━━ Material supplied
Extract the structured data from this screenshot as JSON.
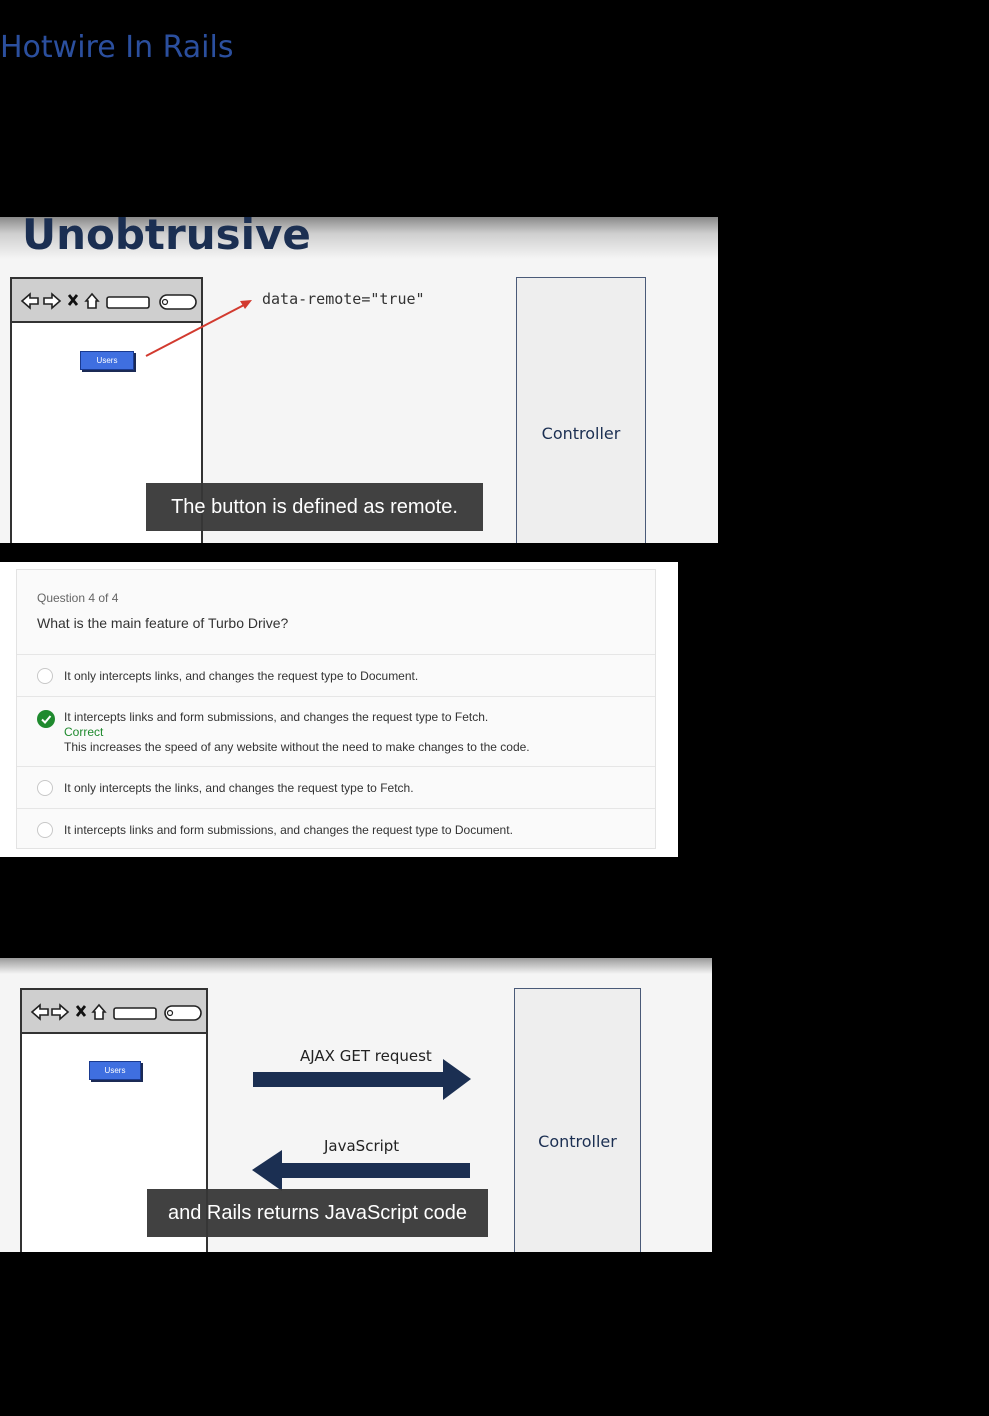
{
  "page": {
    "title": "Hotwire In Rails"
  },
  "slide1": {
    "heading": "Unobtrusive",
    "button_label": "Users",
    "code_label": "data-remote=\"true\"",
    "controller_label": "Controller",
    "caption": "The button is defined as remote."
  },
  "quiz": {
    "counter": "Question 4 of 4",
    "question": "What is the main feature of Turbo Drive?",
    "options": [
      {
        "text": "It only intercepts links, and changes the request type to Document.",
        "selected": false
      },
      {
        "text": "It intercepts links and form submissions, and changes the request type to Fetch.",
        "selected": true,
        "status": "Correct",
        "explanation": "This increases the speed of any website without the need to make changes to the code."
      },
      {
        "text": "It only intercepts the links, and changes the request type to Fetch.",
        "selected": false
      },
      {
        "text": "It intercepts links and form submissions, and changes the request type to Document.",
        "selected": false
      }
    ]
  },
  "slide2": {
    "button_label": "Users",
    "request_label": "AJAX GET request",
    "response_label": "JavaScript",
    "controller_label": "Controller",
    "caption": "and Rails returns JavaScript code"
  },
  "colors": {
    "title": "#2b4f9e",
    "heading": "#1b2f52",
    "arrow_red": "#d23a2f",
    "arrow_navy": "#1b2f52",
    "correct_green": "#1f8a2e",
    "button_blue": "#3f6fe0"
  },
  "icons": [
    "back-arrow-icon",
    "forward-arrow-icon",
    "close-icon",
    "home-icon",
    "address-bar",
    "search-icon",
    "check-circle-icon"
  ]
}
━━━━
Aim. From the material above, copy everything exactly but the pictures.

Finished answer.
Extract the structured data from this screenshot as JSON.
{
  "page": {
    "title": "Hotwire In Rails"
  },
  "slide1": {
    "heading": "Unobtrusive",
    "button_label": "Users",
    "code_label": "data-remote=\"true\"",
    "controller_label": "Controller",
    "caption": "The button is defined as remote."
  },
  "quiz": {
    "counter": "Question 4 of 4",
    "question": "What is the main feature of Turbo Drive?",
    "options": [
      {
        "text": "It only intercepts links, and changes the request type to Document.",
        "selected": false
      },
      {
        "text": "It intercepts links and form submissions, and changes the request type to Fetch.",
        "selected": true,
        "status": "Correct",
        "explanation": "This increases the speed of any website without the need to make changes to the code."
      },
      {
        "text": "It only intercepts the links, and changes the request type to Fetch.",
        "selected": false
      },
      {
        "text": "It intercepts links and form submissions, and changes the request type to Document.",
        "selected": false
      }
    ]
  },
  "slide2": {
    "button_label": "Users",
    "request_label": "AJAX GET request",
    "response_label": "JavaScript",
    "controller_label": "Controller",
    "caption": "and Rails returns JavaScript code"
  },
  "colors": {
    "title": "#2b4f9e",
    "heading": "#1b2f52",
    "arrow_red": "#d23a2f",
    "arrow_navy": "#1b2f52",
    "correct_green": "#1f8a2e",
    "button_blue": "#3f6fe0"
  },
  "icons": [
    "back-arrow-icon",
    "forward-arrow-icon",
    "close-icon",
    "home-icon",
    "address-bar",
    "search-icon",
    "check-circle-icon"
  ]
}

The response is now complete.